→ **TASK PROMPT**:
Records follow. Select each line holding "screenshot".
━━━ PROVIDED ENTRIES ━━━
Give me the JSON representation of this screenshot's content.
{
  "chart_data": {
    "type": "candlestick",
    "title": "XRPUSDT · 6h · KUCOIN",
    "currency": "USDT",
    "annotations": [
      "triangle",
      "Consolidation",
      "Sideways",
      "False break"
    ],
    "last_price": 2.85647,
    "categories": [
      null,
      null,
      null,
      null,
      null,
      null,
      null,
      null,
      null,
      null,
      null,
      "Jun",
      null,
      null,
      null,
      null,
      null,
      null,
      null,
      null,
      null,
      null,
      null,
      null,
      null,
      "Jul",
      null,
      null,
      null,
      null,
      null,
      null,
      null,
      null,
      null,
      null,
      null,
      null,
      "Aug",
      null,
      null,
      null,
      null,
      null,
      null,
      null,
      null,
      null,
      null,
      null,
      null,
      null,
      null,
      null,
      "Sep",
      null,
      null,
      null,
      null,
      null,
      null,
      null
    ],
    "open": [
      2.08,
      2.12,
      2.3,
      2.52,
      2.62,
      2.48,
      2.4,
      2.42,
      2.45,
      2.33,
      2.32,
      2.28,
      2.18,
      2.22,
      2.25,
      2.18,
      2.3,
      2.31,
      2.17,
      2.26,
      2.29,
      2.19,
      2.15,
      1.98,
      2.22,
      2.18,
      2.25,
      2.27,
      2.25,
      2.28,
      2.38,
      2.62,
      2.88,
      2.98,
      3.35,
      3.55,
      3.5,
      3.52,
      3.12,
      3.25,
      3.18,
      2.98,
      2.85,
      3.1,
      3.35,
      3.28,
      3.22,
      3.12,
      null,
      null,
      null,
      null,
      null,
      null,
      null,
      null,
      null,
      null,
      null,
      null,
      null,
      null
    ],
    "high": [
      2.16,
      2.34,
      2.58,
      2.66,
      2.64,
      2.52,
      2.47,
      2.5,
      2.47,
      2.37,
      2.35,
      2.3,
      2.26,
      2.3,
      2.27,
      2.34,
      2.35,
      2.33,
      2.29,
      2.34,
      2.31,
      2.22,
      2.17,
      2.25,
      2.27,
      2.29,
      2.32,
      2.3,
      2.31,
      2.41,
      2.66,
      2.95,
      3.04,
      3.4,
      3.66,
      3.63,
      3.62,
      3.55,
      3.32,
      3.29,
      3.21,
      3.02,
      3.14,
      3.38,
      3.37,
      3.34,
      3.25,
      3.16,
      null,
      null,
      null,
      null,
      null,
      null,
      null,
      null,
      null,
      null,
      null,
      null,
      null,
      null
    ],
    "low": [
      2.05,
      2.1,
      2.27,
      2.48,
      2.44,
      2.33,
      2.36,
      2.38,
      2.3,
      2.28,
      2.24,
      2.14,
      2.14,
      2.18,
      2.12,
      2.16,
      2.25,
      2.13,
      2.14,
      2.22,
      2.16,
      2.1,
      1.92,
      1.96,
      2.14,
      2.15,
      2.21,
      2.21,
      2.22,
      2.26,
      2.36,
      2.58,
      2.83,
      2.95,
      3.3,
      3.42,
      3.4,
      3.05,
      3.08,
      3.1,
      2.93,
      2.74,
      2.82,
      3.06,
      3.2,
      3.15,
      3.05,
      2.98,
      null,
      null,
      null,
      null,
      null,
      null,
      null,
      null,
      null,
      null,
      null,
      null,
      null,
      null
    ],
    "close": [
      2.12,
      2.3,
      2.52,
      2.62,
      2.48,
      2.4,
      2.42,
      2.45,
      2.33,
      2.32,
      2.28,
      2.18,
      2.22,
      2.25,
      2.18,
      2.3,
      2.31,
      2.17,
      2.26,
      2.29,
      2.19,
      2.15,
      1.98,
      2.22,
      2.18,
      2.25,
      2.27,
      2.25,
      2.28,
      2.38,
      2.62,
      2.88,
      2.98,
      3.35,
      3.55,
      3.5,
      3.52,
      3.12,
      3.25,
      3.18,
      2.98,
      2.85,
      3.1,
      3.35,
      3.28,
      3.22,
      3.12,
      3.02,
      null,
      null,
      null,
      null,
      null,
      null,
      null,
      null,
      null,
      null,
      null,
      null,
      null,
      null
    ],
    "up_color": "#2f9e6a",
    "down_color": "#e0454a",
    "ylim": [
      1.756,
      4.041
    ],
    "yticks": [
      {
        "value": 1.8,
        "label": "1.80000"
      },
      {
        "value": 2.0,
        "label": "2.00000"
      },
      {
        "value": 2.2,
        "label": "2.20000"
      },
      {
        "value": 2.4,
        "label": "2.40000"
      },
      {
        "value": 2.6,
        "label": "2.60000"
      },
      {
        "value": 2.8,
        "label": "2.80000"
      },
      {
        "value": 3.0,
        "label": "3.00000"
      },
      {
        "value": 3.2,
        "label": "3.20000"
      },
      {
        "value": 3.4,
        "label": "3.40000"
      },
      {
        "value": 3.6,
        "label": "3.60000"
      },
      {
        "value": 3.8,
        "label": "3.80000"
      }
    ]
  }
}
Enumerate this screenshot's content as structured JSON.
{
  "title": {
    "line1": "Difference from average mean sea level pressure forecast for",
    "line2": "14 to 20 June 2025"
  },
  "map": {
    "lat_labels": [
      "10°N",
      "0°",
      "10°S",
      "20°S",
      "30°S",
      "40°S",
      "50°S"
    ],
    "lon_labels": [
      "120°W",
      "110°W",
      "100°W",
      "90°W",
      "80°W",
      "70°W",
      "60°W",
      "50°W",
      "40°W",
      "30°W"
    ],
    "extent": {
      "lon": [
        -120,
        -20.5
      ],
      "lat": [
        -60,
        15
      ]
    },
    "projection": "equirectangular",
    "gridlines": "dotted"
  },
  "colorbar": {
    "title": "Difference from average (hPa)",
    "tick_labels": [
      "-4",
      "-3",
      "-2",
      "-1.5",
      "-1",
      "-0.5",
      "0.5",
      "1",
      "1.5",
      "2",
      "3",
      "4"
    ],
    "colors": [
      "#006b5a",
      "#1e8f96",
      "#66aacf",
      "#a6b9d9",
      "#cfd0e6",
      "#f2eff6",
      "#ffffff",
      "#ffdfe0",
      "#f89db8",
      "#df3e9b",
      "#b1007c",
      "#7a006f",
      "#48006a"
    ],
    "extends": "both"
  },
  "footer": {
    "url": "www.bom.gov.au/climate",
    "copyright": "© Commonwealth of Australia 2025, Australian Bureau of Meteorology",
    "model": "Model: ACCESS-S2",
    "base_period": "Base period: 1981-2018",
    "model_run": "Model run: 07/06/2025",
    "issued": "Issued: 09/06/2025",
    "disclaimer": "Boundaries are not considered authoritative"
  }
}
━━━
━━━ PROVIDED ENTRIES ━━━
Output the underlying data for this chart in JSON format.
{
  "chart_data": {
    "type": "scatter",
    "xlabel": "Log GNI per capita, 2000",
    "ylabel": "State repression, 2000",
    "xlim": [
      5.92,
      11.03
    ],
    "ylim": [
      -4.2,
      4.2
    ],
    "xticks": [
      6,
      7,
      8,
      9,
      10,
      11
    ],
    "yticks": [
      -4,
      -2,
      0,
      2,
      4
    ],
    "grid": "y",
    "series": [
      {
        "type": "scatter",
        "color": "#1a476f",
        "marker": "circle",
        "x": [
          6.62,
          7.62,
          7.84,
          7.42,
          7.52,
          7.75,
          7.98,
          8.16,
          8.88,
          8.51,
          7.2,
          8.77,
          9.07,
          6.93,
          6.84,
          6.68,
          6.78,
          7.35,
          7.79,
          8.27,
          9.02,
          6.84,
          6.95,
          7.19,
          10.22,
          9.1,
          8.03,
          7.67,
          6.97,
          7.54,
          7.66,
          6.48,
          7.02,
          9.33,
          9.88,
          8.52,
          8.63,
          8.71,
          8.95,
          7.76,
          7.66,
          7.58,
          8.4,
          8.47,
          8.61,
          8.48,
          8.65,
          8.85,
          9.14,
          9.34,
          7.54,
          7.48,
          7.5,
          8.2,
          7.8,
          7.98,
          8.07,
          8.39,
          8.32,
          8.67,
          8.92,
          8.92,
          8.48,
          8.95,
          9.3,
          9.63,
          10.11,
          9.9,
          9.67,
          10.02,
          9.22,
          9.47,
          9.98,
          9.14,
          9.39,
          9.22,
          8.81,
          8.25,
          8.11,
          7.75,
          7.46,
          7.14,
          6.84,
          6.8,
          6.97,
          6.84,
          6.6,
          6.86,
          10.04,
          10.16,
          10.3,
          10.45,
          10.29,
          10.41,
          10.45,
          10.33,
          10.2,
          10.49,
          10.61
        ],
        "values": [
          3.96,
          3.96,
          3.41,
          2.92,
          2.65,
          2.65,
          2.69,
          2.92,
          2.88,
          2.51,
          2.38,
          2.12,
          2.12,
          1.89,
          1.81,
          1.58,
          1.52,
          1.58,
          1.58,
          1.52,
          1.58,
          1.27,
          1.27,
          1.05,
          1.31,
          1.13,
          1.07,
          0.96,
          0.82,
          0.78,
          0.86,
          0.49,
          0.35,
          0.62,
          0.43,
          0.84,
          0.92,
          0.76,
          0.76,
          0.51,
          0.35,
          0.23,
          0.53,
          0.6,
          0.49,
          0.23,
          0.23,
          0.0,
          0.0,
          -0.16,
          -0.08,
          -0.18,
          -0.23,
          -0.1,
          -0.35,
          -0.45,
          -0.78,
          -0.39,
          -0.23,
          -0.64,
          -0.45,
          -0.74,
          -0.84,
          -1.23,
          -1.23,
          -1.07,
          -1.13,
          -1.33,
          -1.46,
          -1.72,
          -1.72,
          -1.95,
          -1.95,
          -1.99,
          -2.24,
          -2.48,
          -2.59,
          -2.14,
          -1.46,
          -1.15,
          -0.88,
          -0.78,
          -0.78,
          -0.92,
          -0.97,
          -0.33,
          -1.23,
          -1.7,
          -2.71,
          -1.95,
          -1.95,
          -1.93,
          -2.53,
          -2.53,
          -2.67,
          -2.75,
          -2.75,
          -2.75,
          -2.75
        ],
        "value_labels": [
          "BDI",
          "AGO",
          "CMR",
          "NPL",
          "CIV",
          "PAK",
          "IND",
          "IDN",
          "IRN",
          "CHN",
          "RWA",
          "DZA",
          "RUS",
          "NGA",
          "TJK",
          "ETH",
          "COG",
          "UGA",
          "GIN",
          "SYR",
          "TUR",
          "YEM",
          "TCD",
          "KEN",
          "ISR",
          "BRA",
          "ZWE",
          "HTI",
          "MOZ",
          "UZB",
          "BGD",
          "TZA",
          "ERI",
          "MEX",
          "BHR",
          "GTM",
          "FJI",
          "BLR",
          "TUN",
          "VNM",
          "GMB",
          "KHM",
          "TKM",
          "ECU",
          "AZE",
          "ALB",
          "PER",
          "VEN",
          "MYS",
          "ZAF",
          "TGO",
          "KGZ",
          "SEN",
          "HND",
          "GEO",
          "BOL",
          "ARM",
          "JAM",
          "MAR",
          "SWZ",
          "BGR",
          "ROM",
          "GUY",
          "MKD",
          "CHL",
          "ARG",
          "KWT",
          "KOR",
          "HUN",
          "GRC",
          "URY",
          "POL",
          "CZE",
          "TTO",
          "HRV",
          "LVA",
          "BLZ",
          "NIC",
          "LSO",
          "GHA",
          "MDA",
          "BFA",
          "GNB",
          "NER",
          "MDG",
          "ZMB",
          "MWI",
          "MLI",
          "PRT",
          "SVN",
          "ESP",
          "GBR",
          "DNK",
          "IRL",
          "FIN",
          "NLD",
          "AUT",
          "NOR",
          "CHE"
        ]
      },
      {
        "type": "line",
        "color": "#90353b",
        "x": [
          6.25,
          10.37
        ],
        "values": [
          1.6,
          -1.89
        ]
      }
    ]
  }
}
━━━
→ **CORRECT RESPONSE**:
Give me the JSON representation of this screenshot's content.
Enumerate this screenshot's content as structured JSON.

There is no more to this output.